◆ EXERCISE MATERIALS:
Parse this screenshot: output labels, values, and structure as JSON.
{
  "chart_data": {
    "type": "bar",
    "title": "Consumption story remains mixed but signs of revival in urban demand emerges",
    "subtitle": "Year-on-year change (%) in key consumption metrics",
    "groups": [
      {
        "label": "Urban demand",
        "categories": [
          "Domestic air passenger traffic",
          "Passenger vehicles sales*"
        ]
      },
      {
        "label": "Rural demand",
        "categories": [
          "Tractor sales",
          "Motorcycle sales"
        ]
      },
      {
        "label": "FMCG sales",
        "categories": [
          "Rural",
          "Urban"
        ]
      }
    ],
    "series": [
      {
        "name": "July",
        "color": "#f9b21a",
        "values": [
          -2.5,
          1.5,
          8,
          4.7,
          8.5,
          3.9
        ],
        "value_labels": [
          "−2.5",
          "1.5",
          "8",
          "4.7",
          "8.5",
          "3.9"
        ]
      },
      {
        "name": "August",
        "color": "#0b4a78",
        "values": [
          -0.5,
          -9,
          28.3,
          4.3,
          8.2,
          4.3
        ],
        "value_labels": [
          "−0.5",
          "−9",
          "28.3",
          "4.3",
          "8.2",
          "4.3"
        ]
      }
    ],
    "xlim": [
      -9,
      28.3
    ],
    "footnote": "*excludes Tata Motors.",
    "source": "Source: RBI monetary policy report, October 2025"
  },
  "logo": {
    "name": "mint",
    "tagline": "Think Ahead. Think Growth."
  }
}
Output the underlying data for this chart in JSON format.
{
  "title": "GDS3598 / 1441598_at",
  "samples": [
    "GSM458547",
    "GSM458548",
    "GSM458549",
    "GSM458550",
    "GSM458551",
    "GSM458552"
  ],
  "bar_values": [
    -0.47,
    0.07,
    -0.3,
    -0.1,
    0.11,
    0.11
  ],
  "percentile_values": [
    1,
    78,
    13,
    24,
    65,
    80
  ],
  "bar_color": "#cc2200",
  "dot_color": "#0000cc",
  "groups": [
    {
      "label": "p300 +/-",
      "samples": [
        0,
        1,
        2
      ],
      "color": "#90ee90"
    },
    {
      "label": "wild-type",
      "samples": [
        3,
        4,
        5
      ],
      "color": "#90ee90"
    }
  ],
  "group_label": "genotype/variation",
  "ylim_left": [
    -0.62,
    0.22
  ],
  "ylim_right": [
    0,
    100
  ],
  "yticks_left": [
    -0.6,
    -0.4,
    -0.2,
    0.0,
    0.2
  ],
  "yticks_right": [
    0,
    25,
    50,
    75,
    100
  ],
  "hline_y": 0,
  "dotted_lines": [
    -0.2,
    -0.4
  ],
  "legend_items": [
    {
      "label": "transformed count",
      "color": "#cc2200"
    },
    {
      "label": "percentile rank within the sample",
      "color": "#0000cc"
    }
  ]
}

◆ GIVEN PROBLEM: Each entry is to be returned in full, character for character.

◆ RESPONSE TO THIS EXERCISE:
Parse this screenshot: output labels, values, and structure as JSON.
{
  "chart_data": {
    "type": "bar",
    "title": "Consumption story remains mixed but signs of revival in urban demand emerges",
    "subtitle": "Year-on-year change (%) in key consumption metrics",
    "groups": [
      {
        "label": "Urban demand",
        "categories": [
          "Domestic air passenger traffic",
          "Passenger vehicles sales*"
        ]
      },
      {
        "label": "Rural demand",
        "categories": [
          "Tractor sales",
          "Motorcycle sales"
        ]
      },
      {
        "label": "FMCG sales",
        "categories": [
          "Rural",
          "Urban"
        ]
      }
    ],
    "series": [
      {
        "name": "July",
        "color": "#f9b21a",
        "values": [
          -2.5,
          1.5,
          8,
          4.7,
          8.5,
          3.9
        ],
        "value_labels": [
          "−2.5",
          "1.5",
          "8",
          "4.7",
          "8.5",
          "3.9"
        ]
      },
      {
        "name": "August",
        "color": "#0b4a78",
        "values": [
          -0.5,
          -9,
          28.3,
          4.3,
          8.2,
          4.3
        ],
        "value_labels": [
          "−0.5",
          "−9",
          "28.3",
          "4.3",
          "8.2",
          "4.3"
        ]
      }
    ],
    "xlim": [
      -9,
      28.3
    ],
    "footnote": "*excludes Tata Motors.",
    "source": "Source: RBI monetary policy report, October 2025"
  },
  "logo": {
    "name": "mint",
    "tagline": "Think Ahead. Think Growth."
  }
}
Output the underlying data for this chart in JSON format.
{
  "title": "GDS3598 / 1441598_at",
  "samples": [
    "GSM458547",
    "GSM458548",
    "GSM458549",
    "GSM458550",
    "GSM458551",
    "GSM458552"
  ],
  "bar_values": [
    -0.47,
    0.07,
    -0.3,
    -0.1,
    0.11,
    0.11
  ],
  "percentile_values": [
    1,
    78,
    13,
    24,
    65,
    80
  ],
  "bar_color": "#cc2200",
  "dot_color": "#0000cc",
  "groups": [
    {
      "label": "p300 +/-",
      "samples": [
        0,
        1,
        2
      ],
      "color": "#90ee90"
    },
    {
      "label": "wild-type",
      "samples": [
        3,
        4,
        5
      ],
      "color": "#90ee90"
    }
  ],
  "group_label": "genotype/variation",
  "ylim_left": [
    -0.62,
    0.22
  ],
  "ylim_right": [
    0,
    100
  ],
  "yticks_left": [
    -0.6,
    -0.4,
    -0.2,
    0.0,
    0.2
  ],
  "yticks_right": [
    0,
    25,
    50,
    75,
    100
  ],
  "hline_y": 0,
  "dotted_lines": [
    -0.2,
    -0.4
  ],
  "legend_items": [
    {
      "label": "transformed count",
      "color": "#cc2200"
    },
    {
      "label": "percentile rank within the sample",
      "color": "#0000cc"
    }
  ]
}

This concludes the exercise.